* [Collected data entries]
_ _ _ _

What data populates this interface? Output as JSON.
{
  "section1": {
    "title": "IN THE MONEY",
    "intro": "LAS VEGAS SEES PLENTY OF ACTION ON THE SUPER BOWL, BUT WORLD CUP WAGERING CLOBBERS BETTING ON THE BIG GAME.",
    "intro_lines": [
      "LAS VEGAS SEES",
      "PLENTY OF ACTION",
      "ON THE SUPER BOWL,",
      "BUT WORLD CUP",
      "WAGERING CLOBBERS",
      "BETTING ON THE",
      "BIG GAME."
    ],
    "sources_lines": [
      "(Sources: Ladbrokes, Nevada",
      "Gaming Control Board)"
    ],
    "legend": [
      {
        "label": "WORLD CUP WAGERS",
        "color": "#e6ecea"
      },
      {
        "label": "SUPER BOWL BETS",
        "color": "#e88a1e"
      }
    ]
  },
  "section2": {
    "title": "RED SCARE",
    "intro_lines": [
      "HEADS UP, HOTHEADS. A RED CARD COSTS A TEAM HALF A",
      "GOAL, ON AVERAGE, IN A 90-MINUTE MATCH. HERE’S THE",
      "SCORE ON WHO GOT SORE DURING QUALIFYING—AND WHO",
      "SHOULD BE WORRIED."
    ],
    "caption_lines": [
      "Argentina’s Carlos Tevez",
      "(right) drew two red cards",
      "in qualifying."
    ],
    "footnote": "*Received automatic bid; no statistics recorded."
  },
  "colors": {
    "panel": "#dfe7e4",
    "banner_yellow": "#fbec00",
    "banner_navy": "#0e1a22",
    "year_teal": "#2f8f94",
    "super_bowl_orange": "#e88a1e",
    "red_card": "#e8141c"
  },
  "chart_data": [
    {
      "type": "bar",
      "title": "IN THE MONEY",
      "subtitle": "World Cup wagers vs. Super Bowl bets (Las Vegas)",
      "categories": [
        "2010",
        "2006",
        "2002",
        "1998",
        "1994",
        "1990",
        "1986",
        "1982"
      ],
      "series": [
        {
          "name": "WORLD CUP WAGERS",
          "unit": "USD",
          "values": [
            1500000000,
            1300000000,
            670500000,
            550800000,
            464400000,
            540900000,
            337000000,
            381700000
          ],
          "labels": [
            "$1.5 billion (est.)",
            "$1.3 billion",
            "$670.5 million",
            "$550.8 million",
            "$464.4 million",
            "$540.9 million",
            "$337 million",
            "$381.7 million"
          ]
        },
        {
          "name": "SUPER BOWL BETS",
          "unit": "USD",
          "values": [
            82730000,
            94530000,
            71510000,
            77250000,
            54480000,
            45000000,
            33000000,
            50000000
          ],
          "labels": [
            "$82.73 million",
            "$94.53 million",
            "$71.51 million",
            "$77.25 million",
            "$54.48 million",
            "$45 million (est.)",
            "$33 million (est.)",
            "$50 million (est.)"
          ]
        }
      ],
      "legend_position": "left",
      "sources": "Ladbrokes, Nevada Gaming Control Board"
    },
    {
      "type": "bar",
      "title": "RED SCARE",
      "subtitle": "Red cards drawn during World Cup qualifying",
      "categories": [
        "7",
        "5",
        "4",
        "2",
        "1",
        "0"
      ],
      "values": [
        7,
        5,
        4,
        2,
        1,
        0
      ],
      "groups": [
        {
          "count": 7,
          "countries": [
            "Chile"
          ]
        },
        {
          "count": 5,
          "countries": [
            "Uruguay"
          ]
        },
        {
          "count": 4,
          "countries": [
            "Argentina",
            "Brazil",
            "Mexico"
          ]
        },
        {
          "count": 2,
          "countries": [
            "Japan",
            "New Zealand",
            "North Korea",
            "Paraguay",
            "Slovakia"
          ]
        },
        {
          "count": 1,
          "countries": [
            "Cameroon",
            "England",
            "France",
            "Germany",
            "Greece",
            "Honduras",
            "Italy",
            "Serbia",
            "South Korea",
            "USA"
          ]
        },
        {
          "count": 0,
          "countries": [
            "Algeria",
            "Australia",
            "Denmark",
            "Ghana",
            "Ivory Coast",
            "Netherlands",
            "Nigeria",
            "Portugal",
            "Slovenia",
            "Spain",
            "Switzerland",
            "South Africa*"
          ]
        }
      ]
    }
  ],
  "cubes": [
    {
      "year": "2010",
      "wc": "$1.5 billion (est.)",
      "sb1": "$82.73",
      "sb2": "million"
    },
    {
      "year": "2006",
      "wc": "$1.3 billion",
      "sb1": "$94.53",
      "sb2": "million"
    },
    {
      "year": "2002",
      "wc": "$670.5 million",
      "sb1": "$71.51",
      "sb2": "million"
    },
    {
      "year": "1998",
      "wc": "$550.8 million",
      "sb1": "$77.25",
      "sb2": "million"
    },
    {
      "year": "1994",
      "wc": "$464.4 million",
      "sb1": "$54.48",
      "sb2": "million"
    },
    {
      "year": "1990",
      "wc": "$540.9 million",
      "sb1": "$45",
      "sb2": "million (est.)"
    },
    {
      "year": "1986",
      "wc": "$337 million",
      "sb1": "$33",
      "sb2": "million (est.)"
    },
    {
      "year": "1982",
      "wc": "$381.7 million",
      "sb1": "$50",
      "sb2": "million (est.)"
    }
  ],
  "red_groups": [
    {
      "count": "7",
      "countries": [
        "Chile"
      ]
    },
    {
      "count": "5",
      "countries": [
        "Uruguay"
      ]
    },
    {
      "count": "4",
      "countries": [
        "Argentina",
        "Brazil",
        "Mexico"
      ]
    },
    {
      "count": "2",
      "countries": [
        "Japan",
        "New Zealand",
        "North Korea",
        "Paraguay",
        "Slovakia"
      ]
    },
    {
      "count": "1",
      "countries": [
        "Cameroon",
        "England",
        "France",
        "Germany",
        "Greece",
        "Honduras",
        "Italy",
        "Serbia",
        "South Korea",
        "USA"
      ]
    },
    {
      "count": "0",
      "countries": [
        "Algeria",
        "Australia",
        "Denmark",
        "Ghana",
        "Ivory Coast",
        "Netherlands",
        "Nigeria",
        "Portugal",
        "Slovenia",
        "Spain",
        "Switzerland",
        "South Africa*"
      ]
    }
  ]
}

_ _ _ _

* [The task]
Give back each line above precisely as it stands.

* [Written solution]
What data populates this interface? Output as JSON.
{
  "section1": {
    "title": "IN THE MONEY",
    "intro": "LAS VEGAS SEES PLENTY OF ACTION ON THE SUPER BOWL, BUT WORLD CUP WAGERING CLOBBERS BETTING ON THE BIG GAME.",
    "intro_lines": [
      "LAS VEGAS SEES",
      "PLENTY OF ACTION",
      "ON THE SUPER BOWL,",
      "BUT WORLD CUP",
      "WAGERING CLOBBERS",
      "BETTING ON THE",
      "BIG GAME."
    ],
    "sources_lines": [
      "(Sources: Ladbrokes, Nevada",
      "Gaming Control Board)"
    ],
    "legend": [
      {
        "label": "WORLD CUP WAGERS",
        "color": "#e6ecea"
      },
      {
        "label": "SUPER BOWL BETS",
        "color": "#e88a1e"
      }
    ]
  },
  "section2": {
    "title": "RED SCARE",
    "intro_lines": [
      "HEADS UP, HOTHEADS. A RED CARD COSTS A TEAM HALF A",
      "GOAL, ON AVERAGE, IN A 90-MINUTE MATCH. HERE’S THE",
      "SCORE ON WHO GOT SORE DURING QUALIFYING—AND WHO",
      "SHOULD BE WORRIED."
    ],
    "caption_lines": [
      "Argentina’s Carlos Tevez",
      "(right) drew two red cards",
      "in qualifying."
    ],
    "footnote": "*Received automatic bid; no statistics recorded."
  },
  "colors": {
    "panel": "#dfe7e4",
    "banner_yellow": "#fbec00",
    "banner_navy": "#0e1a22",
    "year_teal": "#2f8f94",
    "super_bowl_orange": "#e88a1e",
    "red_card": "#e8141c"
  },
  "chart_data": [
    {
      "type": "bar",
      "title": "IN THE MONEY",
      "subtitle": "World Cup wagers vs. Super Bowl bets (Las Vegas)",
      "categories": [
        "2010",
        "2006",
        "2002",
        "1998",
        "1994",
        "1990",
        "1986",
        "1982"
      ],
      "series": [
        {
          "name": "WORLD CUP WAGERS",
          "unit": "USD",
          "values": [
            1500000000,
            1300000000,
            670500000,
            550800000,
            464400000,
            540900000,
            337000000,
            381700000
          ],
          "labels": [
            "$1.5 billion (est.)",
            "$1.3 billion",
            "$670.5 million",
            "$550.8 million",
            "$464.4 million",
            "$540.9 million",
            "$337 million",
            "$381.7 million"
          ]
        },
        {
          "name": "SUPER BOWL BETS",
          "unit": "USD",
          "values": [
            82730000,
            94530000,
            71510000,
            77250000,
            54480000,
            45000000,
            33000000,
            50000000
          ],
          "labels": [
            "$82.73 million",
            "$94.53 million",
            "$71.51 million",
            "$77.25 million",
            "$54.48 million",
            "$45 million (est.)",
            "$33 million (est.)",
            "$50 million (est.)"
          ]
        }
      ],
      "legend_position": "left",
      "sources": "Ladbrokes, Nevada Gaming Control Board"
    },
    {
      "type": "bar",
      "title": "RED SCARE",
      "subtitle": "Red cards drawn during World Cup qualifying",
      "categories": [
        "7",
        "5",
        "4",
        "2",
        "1",
        "0"
      ],
      "values": [
        7,
        5,
        4,
        2,
        1,
        0
      ],
      "groups": [
        {
          "count": 7,
          "countries": [
            "Chile"
          ]
        },
        {
          "count": 5,
          "countries": [
            "Uruguay"
          ]
        },
        {
          "count": 4,
          "countries": [
            "Argentina",
            "Brazil",
            "Mexico"
          ]
        },
        {
          "count": 2,
          "countries": [
            "Japan",
            "New Zealand",
            "North Korea",
            "Paraguay",
            "Slovakia"
          ]
        },
        {
          "count": 1,
          "countries": [
            "Cameroon",
            "England",
            "France",
            "Germany",
            "Greece",
            "Honduras",
            "Italy",
            "Serbia",
            "South Korea",
            "USA"
          ]
        },
        {
          "count": 0,
          "countries": [
            "Algeria",
            "Australia",
            "Denmark",
            "Ghana",
            "Ivory Coast",
            "Netherlands",
            "Nigeria",
            "Portugal",
            "Slovenia",
            "Spain",
            "Switzerland",
            "South Africa*"
          ]
        }
      ]
    }
  ],
  "cubes": [
    {
      "year": "2010",
      "wc": "$1.5 billion (est.)",
      "sb1": "$82.73",
      "sb2": "million"
    },
    {
      "year": "2006",
      "wc": "$1.3 billion",
      "sb1": "$94.53",
      "sb2": "million"
    },
    {
      "year": "2002",
      "wc": "$670.5 million",
      "sb1": "$71.51",
      "sb2": "million"
    },
    {
      "year": "1998",
      "wc": "$550.8 million",
      "sb1": "$77.25",
      "sb2": "million"
    },
    {
      "year": "1994",
      "wc": "$464.4 million",
      "sb1": "$54.48",
      "sb2": "million"
    },
    {
      "year": "1990",
      "wc": "$540.9 million",
      "sb1": "$45",
      "sb2": "million (est.)"
    },
    {
      "year": "1986",
      "wc": "$337 million",
      "sb1": "$33",
      "sb2": "million (est.)"
    },
    {
      "year": "1982",
      "wc": "$381.7 million",
      "sb1": "$50",
      "sb2": "million (est.)"
    }
  ],
  "red_groups": [
    {
      "count": "7",
      "countries": [
        "Chile"
      ]
    },
    {
      "count": "5",
      "countries": [
        "Uruguay"
      ]
    },
    {
      "count": "4",
      "countries": [
        "Argentina",
        "Brazil",
        "Mexico"
      ]
    },
    {
      "count": "2",
      "countries": [
        "Japan",
        "New Zealand",
        "North Korea",
        "Paraguay",
        "Slovakia"
      ]
    },
    {
      "count": "1",
      "countries": [
        "Cameroon",
        "England",
        "France",
        "Germany",
        "Greece",
        "Honduras",
        "Italy",
        "Serbia",
        "South Korea",
        "USA"
      ]
    },
    {
      "count": "0",
      "countries": [
        "Algeria",
        "Australia",
        "Denmark",
        "Ghana",
        "Ivory Coast",
        "Netherlands",
        "Nigeria",
        "Portugal",
        "Slovenia",
        "Spain",
        "Switzerland",
        "South Africa*"
      ]
    }
  ]
}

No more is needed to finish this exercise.